→ **Instructions to follow**
Copy every line from the data below in which the string "circle" can be found.

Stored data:
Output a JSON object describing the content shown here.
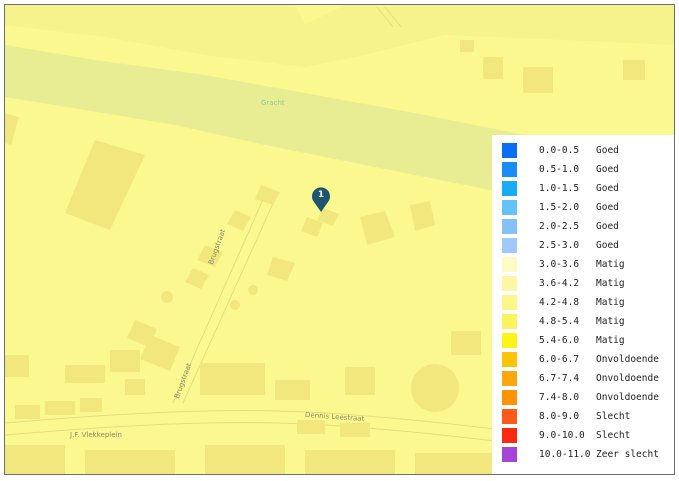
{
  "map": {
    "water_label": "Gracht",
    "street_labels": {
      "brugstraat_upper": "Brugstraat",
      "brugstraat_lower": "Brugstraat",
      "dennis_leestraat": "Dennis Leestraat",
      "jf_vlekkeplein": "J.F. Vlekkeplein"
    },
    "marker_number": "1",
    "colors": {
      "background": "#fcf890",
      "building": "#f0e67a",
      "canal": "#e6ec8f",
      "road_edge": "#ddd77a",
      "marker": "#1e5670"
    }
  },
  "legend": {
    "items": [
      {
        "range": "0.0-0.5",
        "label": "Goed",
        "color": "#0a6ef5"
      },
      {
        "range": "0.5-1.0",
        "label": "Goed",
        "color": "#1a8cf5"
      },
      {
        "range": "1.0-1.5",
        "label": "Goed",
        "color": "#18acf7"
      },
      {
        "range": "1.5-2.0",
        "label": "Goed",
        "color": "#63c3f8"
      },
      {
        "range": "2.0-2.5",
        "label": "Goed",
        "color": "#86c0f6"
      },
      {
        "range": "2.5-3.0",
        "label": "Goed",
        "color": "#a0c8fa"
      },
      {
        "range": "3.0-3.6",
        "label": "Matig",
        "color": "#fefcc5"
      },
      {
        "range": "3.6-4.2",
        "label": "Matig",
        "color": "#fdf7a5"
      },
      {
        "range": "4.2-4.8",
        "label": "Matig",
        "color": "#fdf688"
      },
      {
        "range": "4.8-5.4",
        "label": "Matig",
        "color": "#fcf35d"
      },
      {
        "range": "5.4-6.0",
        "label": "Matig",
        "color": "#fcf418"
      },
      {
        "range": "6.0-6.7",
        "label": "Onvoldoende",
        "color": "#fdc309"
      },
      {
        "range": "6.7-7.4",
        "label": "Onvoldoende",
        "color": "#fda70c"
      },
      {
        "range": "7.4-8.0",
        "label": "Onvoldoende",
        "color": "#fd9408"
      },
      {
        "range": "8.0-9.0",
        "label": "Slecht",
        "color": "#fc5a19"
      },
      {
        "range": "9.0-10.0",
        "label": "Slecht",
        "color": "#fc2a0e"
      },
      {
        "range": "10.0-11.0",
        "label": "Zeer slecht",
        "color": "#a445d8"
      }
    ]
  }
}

--

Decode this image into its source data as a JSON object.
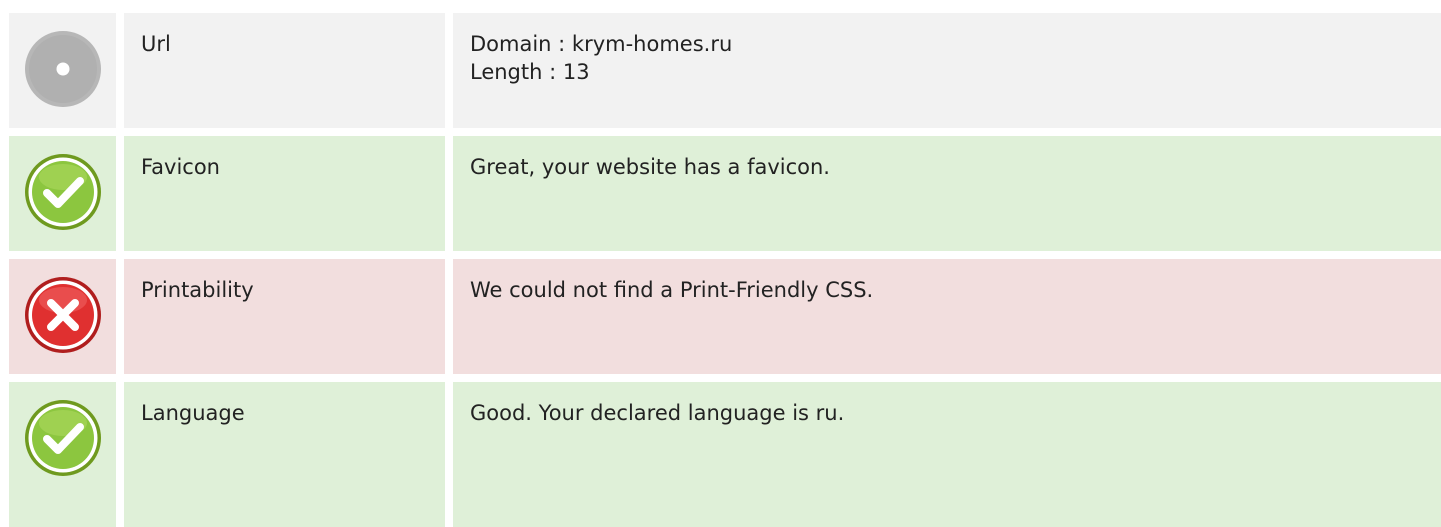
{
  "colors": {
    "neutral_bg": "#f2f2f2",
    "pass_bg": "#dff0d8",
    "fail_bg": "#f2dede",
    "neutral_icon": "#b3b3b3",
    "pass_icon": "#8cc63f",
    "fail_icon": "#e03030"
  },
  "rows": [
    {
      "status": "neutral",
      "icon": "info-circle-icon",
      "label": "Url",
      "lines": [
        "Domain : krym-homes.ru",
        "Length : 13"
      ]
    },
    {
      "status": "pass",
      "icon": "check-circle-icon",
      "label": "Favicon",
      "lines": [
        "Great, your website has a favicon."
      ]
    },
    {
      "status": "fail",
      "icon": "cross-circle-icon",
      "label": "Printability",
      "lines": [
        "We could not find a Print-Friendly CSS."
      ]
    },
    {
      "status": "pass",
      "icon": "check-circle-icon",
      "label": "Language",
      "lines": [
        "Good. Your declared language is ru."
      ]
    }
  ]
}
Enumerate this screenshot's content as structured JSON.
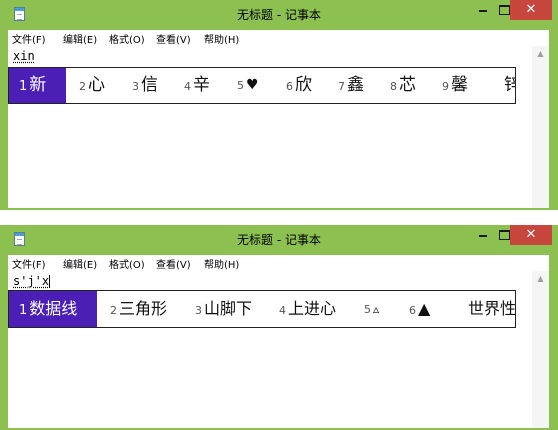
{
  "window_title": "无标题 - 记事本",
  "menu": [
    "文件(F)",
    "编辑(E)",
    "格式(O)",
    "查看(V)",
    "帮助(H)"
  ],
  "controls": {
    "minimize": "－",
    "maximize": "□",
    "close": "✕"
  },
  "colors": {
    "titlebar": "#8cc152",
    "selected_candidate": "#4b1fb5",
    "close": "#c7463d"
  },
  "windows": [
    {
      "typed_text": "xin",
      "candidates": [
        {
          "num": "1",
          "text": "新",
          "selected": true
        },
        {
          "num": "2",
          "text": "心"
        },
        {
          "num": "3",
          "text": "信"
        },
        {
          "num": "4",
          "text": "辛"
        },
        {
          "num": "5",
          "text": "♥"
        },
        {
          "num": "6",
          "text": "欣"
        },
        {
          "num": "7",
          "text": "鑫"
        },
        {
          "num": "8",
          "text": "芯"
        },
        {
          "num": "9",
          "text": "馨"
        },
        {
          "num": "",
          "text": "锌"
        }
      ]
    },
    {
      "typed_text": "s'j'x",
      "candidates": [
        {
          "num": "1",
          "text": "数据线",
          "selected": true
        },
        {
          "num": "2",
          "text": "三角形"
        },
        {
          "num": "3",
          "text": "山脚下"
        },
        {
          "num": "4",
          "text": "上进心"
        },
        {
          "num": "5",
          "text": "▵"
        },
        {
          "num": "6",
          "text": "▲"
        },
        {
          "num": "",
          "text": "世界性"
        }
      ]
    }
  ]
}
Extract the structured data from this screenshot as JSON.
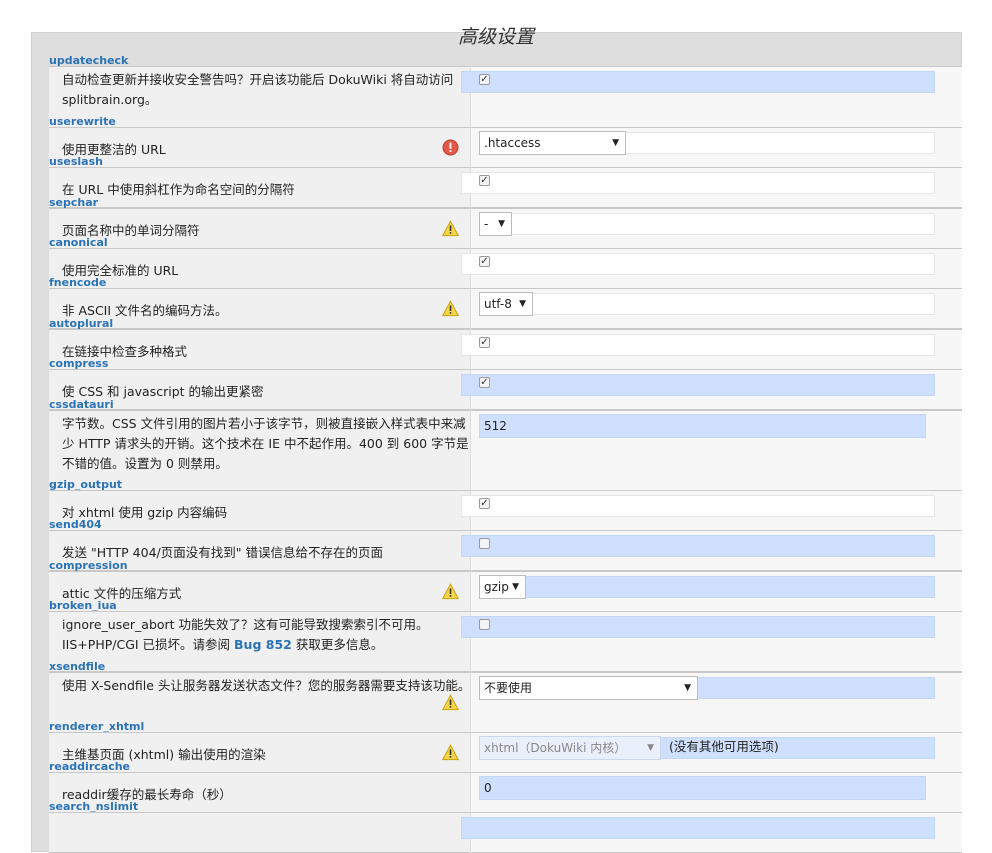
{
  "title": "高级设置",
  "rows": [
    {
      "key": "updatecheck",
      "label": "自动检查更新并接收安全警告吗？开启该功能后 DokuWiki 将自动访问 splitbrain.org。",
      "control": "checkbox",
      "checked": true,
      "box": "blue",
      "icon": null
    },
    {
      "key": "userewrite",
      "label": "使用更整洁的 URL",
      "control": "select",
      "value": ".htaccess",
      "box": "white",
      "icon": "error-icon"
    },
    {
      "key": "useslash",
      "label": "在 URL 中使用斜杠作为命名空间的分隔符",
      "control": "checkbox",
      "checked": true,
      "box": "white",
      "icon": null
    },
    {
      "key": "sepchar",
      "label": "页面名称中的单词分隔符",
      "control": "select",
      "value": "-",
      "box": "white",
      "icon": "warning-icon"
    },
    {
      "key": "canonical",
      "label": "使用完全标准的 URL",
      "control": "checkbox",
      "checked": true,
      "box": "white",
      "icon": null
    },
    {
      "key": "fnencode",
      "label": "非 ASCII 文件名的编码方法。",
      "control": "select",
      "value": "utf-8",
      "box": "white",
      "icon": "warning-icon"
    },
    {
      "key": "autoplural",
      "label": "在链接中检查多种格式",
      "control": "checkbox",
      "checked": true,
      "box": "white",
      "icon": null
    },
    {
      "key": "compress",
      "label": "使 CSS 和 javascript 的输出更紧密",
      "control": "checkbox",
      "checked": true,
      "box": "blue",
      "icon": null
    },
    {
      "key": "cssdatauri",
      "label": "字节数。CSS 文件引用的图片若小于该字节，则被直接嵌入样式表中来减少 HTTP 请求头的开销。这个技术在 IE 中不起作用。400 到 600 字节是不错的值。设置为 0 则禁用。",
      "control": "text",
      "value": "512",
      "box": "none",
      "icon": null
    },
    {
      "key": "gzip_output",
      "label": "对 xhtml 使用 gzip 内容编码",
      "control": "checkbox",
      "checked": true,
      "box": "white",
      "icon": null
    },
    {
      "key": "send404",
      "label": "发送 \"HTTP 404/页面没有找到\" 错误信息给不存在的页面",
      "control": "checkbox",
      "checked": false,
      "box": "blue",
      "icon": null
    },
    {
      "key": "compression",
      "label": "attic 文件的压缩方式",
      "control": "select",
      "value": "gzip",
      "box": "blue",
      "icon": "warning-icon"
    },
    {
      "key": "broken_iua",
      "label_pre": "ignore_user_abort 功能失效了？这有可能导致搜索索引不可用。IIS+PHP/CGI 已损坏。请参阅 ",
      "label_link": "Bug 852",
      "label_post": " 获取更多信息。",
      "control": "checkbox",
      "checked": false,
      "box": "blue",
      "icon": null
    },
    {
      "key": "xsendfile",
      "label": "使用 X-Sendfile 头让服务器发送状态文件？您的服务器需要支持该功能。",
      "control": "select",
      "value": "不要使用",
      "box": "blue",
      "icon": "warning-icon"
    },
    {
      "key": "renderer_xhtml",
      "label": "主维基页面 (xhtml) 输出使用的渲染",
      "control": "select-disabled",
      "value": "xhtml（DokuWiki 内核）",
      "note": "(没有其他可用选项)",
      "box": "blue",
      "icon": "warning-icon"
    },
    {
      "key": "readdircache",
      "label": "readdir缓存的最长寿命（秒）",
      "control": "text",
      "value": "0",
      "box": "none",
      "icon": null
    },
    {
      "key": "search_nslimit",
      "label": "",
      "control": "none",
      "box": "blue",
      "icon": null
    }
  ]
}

* * *

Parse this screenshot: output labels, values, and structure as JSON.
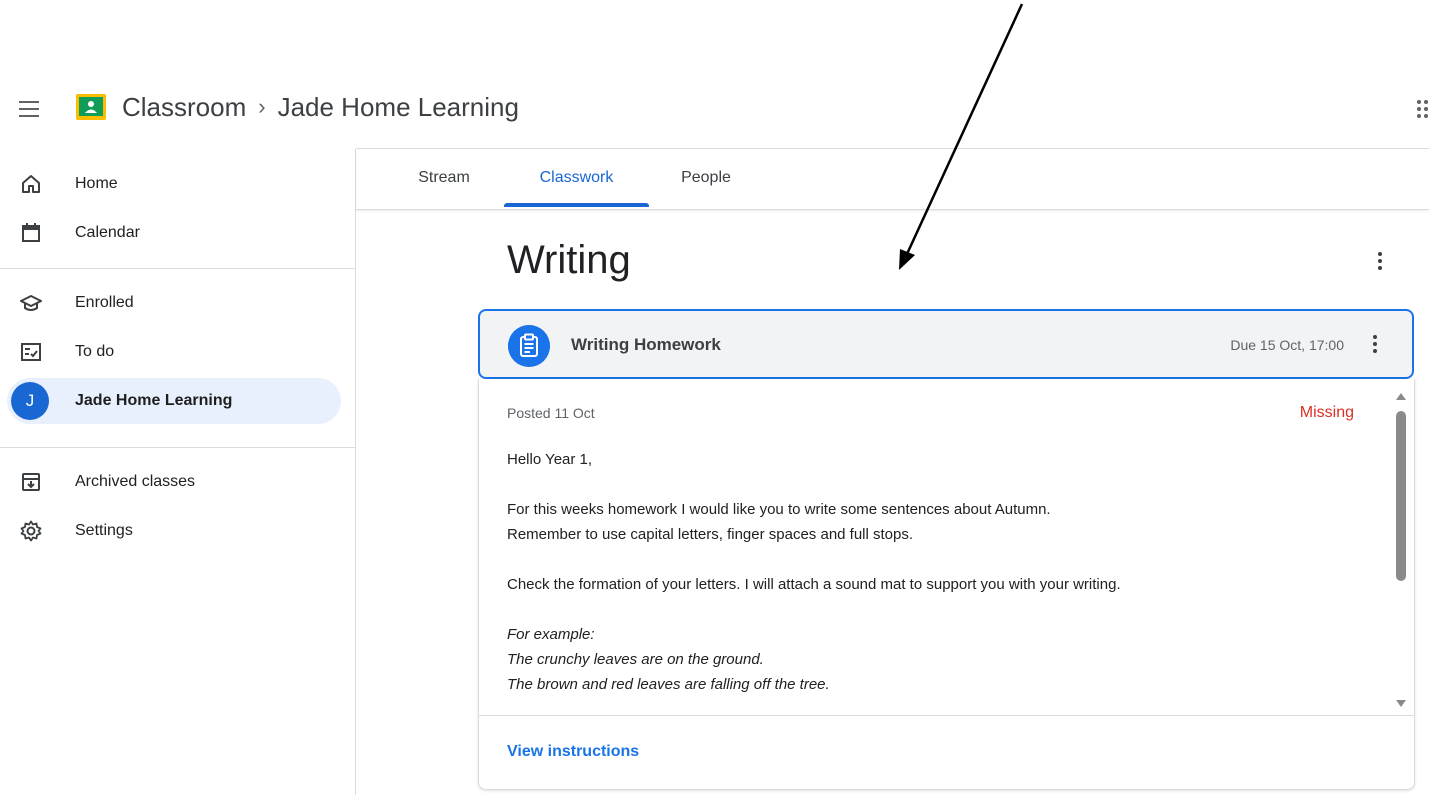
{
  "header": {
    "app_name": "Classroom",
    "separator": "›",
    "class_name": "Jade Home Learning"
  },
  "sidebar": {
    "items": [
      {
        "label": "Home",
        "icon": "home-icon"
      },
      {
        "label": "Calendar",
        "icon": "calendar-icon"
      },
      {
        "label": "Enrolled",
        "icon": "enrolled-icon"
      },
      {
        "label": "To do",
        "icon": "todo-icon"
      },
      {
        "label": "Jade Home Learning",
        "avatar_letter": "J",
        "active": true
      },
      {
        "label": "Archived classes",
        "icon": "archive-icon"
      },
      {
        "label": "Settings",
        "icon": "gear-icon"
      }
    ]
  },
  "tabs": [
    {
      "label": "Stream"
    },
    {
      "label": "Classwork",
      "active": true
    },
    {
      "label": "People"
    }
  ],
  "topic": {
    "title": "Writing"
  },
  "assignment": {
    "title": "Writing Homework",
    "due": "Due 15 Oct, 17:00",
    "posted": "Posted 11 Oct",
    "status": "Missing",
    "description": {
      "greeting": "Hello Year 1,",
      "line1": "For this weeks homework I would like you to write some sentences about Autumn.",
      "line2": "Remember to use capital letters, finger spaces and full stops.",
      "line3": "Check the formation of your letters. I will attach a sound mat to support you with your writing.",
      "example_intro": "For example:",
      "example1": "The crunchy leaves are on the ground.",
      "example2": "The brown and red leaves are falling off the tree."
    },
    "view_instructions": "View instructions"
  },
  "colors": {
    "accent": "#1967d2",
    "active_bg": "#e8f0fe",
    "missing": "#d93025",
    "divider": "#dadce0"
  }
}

→ **Answer**
      "icon": "info-circle-icon",
      "icon": "check-circle-icon",
      "icon": "cross-circle-icon",
      "icon": "check-circle-icon",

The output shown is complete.